● **Description of the task**
Answer with one number: the count of lines in the listing below that hold the word "JSON".

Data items
+++

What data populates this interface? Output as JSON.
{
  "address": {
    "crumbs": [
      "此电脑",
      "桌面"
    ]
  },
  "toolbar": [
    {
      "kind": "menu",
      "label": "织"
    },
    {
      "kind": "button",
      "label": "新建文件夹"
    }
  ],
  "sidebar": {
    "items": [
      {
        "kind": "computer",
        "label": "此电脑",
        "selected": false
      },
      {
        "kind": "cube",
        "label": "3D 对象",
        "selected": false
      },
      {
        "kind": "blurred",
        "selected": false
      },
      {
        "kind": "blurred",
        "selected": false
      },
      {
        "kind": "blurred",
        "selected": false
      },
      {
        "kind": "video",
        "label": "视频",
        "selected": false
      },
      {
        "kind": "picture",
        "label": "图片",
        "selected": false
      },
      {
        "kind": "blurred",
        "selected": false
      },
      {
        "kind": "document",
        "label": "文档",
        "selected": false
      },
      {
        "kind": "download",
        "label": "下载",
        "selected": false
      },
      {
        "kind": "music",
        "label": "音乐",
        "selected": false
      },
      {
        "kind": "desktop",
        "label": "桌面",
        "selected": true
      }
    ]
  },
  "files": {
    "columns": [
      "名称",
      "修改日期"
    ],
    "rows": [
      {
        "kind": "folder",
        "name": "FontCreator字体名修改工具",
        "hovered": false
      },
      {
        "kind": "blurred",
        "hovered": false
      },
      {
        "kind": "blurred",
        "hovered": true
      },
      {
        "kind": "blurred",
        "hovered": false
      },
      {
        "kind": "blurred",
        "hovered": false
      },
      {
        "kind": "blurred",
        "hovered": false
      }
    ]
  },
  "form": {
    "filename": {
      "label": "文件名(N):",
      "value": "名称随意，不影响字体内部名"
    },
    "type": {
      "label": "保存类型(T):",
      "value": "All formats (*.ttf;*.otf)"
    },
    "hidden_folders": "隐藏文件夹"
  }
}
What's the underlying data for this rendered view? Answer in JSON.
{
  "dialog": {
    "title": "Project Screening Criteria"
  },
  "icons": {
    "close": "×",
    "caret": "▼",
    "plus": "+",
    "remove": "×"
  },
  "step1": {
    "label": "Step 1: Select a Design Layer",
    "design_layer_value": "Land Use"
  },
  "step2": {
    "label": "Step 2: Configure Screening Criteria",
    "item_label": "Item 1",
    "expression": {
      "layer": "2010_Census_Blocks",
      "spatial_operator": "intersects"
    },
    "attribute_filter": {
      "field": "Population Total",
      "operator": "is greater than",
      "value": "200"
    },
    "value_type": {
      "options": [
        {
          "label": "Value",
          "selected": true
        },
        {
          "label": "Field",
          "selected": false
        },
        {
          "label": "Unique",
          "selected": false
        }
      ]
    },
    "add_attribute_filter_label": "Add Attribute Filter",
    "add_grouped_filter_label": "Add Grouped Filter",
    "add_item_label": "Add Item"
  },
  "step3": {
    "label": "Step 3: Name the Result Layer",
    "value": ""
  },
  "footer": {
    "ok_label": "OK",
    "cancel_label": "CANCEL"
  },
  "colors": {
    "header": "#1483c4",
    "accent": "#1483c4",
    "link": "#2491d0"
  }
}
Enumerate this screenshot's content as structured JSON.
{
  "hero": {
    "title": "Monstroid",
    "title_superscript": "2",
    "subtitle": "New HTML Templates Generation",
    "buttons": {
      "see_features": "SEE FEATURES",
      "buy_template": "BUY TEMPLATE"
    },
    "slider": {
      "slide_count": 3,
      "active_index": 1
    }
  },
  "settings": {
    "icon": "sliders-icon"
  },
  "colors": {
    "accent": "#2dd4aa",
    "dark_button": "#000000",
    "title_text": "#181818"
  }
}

+++

● **Task solution**
3